--- MATERIAL SUPPLIED ---
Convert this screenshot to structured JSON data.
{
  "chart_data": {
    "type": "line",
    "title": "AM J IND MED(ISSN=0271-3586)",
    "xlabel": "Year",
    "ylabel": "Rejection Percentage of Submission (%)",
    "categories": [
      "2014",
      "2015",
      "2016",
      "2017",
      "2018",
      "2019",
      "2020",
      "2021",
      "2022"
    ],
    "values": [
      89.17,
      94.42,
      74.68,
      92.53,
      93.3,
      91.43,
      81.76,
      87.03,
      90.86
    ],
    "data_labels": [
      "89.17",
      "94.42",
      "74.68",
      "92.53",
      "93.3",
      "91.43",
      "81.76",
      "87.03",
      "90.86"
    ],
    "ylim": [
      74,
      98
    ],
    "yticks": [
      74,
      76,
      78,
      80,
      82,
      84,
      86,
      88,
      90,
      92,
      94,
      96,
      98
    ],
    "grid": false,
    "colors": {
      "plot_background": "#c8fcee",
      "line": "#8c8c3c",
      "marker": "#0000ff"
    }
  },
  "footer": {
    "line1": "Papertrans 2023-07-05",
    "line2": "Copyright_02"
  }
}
---
--- MATERIAL SUPPLIED ---
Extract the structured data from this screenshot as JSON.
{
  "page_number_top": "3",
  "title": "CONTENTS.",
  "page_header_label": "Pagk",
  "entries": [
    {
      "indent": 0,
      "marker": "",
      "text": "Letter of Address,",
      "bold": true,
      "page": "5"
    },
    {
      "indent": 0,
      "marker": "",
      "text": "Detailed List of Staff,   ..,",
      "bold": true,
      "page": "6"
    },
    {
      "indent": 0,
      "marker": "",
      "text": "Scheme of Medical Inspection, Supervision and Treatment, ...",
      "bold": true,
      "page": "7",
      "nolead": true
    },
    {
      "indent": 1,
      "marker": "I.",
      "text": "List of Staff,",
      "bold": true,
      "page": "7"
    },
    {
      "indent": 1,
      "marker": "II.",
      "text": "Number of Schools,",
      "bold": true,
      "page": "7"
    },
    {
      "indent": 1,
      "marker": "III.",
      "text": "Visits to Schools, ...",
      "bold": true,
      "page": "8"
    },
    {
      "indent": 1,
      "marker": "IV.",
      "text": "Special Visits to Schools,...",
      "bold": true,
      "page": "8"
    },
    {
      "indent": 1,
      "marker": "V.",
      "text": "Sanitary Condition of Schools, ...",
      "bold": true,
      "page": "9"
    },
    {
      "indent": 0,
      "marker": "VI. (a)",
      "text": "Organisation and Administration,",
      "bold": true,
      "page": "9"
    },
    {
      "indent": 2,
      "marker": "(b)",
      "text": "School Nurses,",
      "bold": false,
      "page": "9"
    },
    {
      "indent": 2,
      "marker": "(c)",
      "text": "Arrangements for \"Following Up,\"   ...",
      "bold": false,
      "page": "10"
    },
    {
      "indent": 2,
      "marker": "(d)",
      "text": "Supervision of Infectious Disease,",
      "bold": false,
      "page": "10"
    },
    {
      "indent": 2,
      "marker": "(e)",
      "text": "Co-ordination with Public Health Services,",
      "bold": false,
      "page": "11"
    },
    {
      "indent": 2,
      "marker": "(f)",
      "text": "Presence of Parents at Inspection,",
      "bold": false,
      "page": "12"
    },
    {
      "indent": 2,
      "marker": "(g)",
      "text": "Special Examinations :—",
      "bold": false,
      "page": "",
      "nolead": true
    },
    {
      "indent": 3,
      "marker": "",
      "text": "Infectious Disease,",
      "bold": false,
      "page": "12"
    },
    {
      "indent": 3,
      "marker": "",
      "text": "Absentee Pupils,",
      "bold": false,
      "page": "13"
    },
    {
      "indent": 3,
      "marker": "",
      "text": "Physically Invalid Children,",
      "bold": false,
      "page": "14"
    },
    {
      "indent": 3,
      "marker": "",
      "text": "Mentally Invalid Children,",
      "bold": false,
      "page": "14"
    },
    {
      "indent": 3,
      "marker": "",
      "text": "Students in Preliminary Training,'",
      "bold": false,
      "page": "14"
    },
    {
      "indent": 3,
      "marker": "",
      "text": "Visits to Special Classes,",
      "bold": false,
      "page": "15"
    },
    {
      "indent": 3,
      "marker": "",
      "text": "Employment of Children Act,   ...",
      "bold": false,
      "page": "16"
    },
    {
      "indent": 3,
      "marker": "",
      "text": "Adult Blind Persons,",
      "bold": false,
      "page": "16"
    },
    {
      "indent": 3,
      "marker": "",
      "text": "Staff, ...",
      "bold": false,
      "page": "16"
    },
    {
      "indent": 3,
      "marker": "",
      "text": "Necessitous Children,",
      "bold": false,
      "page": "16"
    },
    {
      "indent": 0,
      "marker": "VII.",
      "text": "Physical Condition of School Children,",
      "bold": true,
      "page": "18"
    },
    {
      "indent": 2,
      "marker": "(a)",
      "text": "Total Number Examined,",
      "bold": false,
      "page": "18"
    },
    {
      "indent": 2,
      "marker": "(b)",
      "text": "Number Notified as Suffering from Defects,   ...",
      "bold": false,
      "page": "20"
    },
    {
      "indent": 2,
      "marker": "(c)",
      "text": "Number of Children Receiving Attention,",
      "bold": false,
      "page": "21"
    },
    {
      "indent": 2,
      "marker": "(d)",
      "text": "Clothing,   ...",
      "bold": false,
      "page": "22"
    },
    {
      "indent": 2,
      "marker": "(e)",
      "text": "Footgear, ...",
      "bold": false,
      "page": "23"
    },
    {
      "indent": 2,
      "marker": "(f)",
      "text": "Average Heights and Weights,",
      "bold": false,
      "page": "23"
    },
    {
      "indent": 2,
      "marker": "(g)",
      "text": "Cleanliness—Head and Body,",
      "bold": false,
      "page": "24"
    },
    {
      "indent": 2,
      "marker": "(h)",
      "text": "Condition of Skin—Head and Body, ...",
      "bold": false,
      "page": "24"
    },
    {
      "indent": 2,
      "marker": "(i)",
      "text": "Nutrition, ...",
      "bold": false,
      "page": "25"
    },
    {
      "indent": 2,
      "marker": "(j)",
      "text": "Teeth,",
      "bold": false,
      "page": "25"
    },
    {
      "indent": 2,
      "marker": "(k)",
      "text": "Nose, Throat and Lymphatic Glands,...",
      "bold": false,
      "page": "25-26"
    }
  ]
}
---
▶ **AIM**
From the entries above, copy out every line where the string "Children" appears.

▶ **RESULT OF THIS EXERCISE**
      "text": "Physically Invalid Children,",
      "text": "Mentally Invalid Children,",
      "text": "Employment of Children Act,   ...",
      "text": "Necessitous Children,",
      "text": "Physical Condition of School Children,",
      "text": "Number of Children Receiving Attention,",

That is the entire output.